What the exercise asks:
Write down every entry below once more, exactly.

━━━━━━━━━━━━━━━━

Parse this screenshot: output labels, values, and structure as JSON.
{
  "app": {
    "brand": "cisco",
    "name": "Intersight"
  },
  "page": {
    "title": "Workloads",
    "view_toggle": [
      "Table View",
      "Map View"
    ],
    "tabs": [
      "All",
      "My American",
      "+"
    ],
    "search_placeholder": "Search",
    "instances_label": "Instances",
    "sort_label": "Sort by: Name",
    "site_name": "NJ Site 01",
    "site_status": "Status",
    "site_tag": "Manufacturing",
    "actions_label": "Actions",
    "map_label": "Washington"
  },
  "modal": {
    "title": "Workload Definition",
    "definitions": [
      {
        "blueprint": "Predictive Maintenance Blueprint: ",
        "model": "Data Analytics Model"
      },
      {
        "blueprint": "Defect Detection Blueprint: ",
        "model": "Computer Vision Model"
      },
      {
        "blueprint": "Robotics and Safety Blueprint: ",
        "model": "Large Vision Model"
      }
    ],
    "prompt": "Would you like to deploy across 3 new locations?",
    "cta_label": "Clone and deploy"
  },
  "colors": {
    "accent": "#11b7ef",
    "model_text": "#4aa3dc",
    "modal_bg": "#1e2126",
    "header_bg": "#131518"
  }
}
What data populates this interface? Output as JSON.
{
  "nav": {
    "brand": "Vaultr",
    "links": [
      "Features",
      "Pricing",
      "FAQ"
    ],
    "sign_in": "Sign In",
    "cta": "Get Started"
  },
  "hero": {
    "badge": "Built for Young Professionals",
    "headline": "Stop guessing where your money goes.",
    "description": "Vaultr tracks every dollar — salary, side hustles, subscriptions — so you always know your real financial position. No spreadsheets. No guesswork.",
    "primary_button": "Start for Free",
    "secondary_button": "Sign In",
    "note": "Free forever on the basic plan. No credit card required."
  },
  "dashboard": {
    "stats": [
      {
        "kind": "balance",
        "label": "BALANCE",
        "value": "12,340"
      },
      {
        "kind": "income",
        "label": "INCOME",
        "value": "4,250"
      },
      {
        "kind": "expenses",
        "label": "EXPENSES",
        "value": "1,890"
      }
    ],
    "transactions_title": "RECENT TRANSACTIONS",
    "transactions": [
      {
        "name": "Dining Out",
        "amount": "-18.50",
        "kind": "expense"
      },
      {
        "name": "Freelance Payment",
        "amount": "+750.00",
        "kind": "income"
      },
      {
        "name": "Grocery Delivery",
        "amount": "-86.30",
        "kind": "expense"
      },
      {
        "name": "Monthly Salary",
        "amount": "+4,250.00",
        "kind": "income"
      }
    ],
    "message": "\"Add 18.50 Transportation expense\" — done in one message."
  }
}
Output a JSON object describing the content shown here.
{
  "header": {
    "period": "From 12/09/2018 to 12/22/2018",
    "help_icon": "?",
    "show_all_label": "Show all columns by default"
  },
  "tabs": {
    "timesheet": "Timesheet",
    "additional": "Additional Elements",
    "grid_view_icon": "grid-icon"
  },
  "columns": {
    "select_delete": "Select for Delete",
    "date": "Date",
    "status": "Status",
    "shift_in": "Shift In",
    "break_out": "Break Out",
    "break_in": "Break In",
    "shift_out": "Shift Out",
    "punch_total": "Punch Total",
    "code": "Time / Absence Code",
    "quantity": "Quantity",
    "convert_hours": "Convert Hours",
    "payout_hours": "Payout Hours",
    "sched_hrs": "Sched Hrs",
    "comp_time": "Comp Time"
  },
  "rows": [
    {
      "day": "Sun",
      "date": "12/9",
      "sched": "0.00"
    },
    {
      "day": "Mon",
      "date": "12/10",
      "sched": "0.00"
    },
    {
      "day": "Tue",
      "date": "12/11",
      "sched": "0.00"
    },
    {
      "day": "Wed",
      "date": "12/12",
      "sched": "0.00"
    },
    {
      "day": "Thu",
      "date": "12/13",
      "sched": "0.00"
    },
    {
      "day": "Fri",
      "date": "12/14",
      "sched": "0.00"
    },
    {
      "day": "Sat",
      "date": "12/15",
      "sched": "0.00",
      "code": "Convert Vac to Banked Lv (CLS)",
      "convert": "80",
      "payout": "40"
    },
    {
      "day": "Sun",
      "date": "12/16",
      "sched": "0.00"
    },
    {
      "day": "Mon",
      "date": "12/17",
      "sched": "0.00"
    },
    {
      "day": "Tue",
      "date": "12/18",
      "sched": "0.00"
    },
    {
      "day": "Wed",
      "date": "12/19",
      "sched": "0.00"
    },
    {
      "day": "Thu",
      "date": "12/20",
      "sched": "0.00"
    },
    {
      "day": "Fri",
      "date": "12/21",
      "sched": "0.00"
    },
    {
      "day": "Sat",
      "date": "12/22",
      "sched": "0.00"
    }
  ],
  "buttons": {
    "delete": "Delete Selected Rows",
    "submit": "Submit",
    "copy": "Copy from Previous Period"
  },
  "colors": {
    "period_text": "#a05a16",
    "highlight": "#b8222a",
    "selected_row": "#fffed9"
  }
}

━━━━━━━━━━━━━━━━

Solution:
Parse this screenshot: output labels, values, and structure as JSON.
{
  "app": {
    "brand": "cisco",
    "name": "Intersight"
  },
  "page": {
    "title": "Workloads",
    "view_toggle": [
      "Table View",
      "Map View"
    ],
    "tabs": [
      "All",
      "My American",
      "+"
    ],
    "search_placeholder": "Search",
    "instances_label": "Instances",
    "sort_label": "Sort by: Name",
    "site_name": "NJ Site 01",
    "site_status": "Status",
    "site_tag": "Manufacturing",
    "actions_label": "Actions",
    "map_label": "Washington"
  },
  "modal": {
    "title": "Workload Definition",
    "definitions": [
      {
        "blueprint": "Predictive Maintenance Blueprint: ",
        "model": "Data Analytics Model"
      },
      {
        "blueprint": "Defect Detection Blueprint: ",
        "model": "Computer Vision Model"
      },
      {
        "blueprint": "Robotics and Safety Blueprint: ",
        "model": "Large Vision Model"
      }
    ],
    "prompt": "Would you like to deploy across 3 new locations?",
    "cta_label": "Clone and deploy"
  },
  "colors": {
    "accent": "#11b7ef",
    "model_text": "#4aa3dc",
    "modal_bg": "#1e2126",
    "header_bg": "#131518"
  }
}
What data populates this interface? Output as JSON.
{
  "nav": {
    "brand": "Vaultr",
    "links": [
      "Features",
      "Pricing",
      "FAQ"
    ],
    "sign_in": "Sign In",
    "cta": "Get Started"
  },
  "hero": {
    "badge": "Built for Young Professionals",
    "headline": "Stop guessing where your money goes.",
    "description": "Vaultr tracks every dollar — salary, side hustles, subscriptions — so you always know your real financial position. No spreadsheets. No guesswork.",
    "primary_button": "Start for Free",
    "secondary_button": "Sign In",
    "note": "Free forever on the basic plan. No credit card required."
  },
  "dashboard": {
    "stats": [
      {
        "kind": "balance",
        "label": "BALANCE",
        "value": "12,340"
      },
      {
        "kind": "income",
        "label": "INCOME",
        "value": "4,250"
      },
      {
        "kind": "expenses",
        "label": "EXPENSES",
        "value": "1,890"
      }
    ],
    "transactions_title": "RECENT TRANSACTIONS",
    "transactions": [
      {
        "name": "Dining Out",
        "amount": "-18.50",
        "kind": "expense"
      },
      {
        "name": "Freelance Payment",
        "amount": "+750.00",
        "kind": "income"
      },
      {
        "name": "Grocery Delivery",
        "amount": "-86.30",
        "kind": "expense"
      },
      {
        "name": "Monthly Salary",
        "amount": "+4,250.00",
        "kind": "income"
      }
    ],
    "message": "\"Add 18.50 Transportation expense\" — done in one message."
  }
}
Output a JSON object describing the content shown here.
{
  "header": {
    "period": "From 12/09/2018 to 12/22/2018",
    "help_icon": "?",
    "show_all_label": "Show all columns by default"
  },
  "tabs": {
    "timesheet": "Timesheet",
    "additional": "Additional Elements",
    "grid_view_icon": "grid-icon"
  },
  "columns": {
    "select_delete": "Select for Delete",
    "date": "Date",
    "status": "Status",
    "shift_in": "Shift In",
    "break_out": "Break Out",
    "break_in": "Break In",
    "shift_out": "Shift Out",
    "punch_total": "Punch Total",
    "code": "Time / Absence Code",
    "quantity": "Quantity",
    "convert_hours": "Convert Hours",
    "payout_hours": "Payout Hours",
    "sched_hrs": "Sched Hrs",
    "comp_time": "Comp Time"
  },
  "rows": [
    {
      "day": "Sun",
      "date": "12/9",
      "sched": "0.00"
    },
    {
      "day": "Mon",
      "date": "12/10",
      "sched": "0.00"
    },
    {
      "day": "Tue",
      "date": "12/11",
      "sched": "0.00"
    },
    {
      "day": "Wed",
      "date": "12/12",
      "sched": "0.00"
    },
    {
      "day": "Thu",
      "date": "12/13",
      "sched": "0.00"
    },
    {
      "day": "Fri",
      "date": "12/14",
      "sched": "0.00"
    },
    {
      "day": "Sat",
      "date": "12/15",
      "sched": "0.00",
      "code": "Convert Vac to Banked Lv (CLS)",
      "convert": "80",
      "payout": "40"
    },
    {
      "day": "Sun",
      "date": "12/16",
      "sched": "0.00"
    },
    {
      "day": "Mon",
      "date": "12/17",
      "sched": "0.00"
    },
    {
      "day": "Tue",
      "date": "12/18",
      "sched": "0.00"
    },
    {
      "day": "Wed",
      "date": "12/19",
      "sched": "0.00"
    },
    {
      "day": "Thu",
      "date": "12/20",
      "sched": "0.00"
    },
    {
      "day": "Fri",
      "date": "12/21",
      "sched": "0.00"
    },
    {
      "day": "Sat",
      "date": "12/22",
      "sched": "0.00"
    }
  ],
  "buttons": {
    "delete": "Delete Selected Rows",
    "submit": "Submit",
    "copy": "Copy from Previous Period"
  },
  "colors": {
    "period_text": "#a05a16",
    "highlight": "#b8222a",
    "selected_row": "#fffed9"
  }
}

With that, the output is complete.